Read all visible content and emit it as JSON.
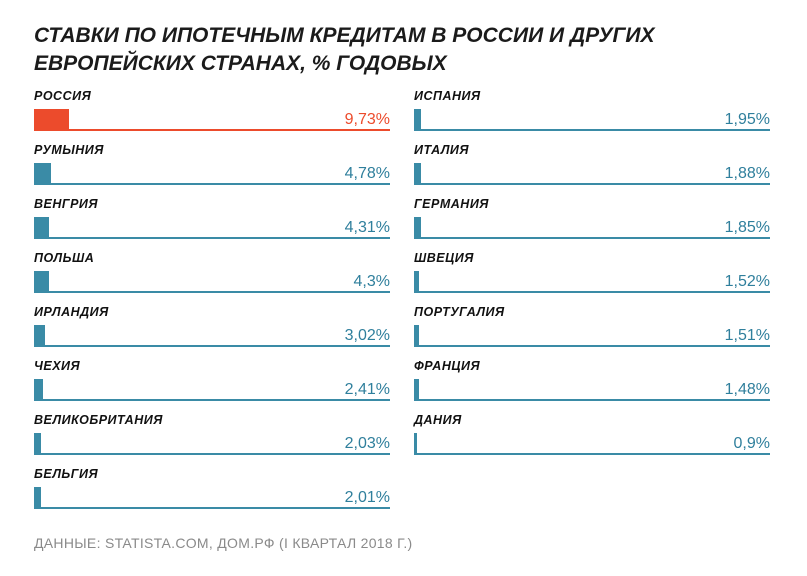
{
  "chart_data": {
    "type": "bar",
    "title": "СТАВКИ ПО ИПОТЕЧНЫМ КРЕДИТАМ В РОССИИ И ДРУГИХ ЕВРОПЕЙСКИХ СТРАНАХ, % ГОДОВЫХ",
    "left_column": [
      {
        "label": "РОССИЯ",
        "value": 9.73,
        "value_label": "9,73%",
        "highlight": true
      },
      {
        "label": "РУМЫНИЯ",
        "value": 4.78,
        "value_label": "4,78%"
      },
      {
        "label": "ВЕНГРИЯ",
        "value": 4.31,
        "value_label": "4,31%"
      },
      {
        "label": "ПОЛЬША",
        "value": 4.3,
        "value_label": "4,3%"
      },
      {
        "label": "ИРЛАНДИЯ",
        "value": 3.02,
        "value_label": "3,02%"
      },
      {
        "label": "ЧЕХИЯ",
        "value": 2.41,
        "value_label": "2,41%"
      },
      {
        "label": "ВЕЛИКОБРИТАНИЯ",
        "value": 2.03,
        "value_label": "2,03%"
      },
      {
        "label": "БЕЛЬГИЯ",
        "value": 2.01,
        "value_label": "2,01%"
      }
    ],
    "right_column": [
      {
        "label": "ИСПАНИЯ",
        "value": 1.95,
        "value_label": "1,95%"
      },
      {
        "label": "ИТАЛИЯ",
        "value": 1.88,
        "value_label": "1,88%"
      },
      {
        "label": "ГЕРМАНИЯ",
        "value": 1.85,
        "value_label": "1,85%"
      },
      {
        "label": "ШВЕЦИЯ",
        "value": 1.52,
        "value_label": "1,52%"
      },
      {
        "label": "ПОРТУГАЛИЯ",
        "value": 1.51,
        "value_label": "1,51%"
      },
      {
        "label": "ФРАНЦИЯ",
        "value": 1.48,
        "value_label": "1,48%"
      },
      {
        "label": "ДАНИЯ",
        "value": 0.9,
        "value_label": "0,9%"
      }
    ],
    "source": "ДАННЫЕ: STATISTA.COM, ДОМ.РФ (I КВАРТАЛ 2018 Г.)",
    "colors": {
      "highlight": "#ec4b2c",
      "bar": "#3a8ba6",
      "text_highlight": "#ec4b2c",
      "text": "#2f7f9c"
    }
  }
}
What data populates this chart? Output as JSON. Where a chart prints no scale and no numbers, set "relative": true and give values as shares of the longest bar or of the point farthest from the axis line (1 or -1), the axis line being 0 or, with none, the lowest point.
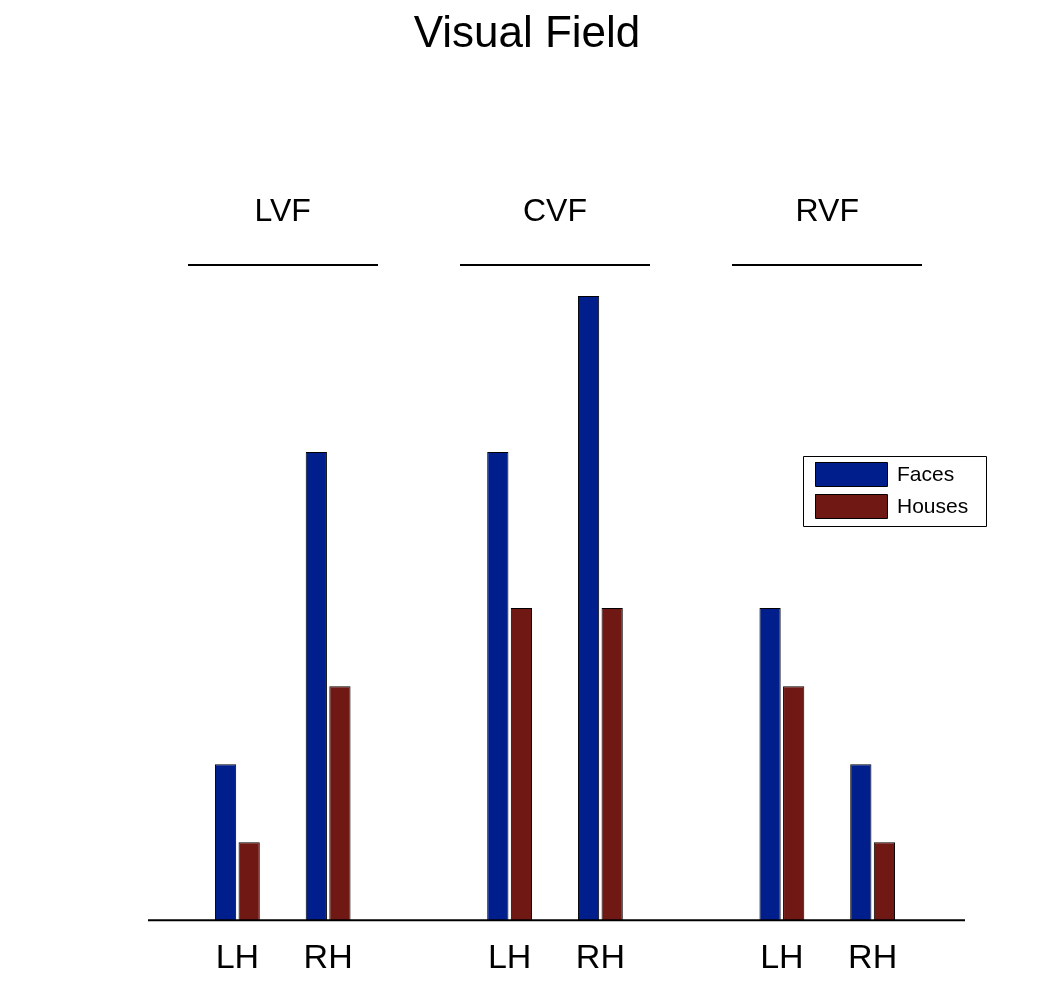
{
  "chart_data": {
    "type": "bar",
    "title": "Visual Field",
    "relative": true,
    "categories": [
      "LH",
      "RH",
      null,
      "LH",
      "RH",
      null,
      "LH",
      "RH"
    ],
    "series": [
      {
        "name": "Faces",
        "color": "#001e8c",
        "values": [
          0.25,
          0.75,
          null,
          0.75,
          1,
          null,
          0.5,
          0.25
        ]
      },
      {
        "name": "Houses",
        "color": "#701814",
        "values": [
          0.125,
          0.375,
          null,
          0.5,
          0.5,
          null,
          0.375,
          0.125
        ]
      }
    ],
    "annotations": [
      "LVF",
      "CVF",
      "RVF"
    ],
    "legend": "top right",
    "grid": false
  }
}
-- -- --
What is asked:
Beginning at the line that contains "What data populates", retype each line of the data above through the very last one. Do not retype the pictures.

Response:
What data populates this chart? Output as JSON. Where a chart prints no scale and no numbers, set "relative": true and give values as shares of the longest bar or of the point farthest from the axis line (1 or -1), the axis line being 0 or, with none, the lowest point.
{
  "chart_data": {
    "type": "bar",
    "title": "Visual Field",
    "relative": true,
    "categories": [
      "LH",
      "RH",
      null,
      "LH",
      "RH",
      null,
      "LH",
      "RH"
    ],
    "series": [
      {
        "name": "Faces",
        "color": "#001e8c",
        "values": [
          0.25,
          0.75,
          null,
          0.75,
          1,
          null,
          0.5,
          0.25
        ]
      },
      {
        "name": "Houses",
        "color": "#701814",
        "values": [
          0.125,
          0.375,
          null,
          0.5,
          0.5,
          null,
          0.375,
          0.125
        ]
      }
    ],
    "annotations": [
      "LVF",
      "CVF",
      "RVF"
    ],
    "legend": "top right",
    "grid": false
  }
}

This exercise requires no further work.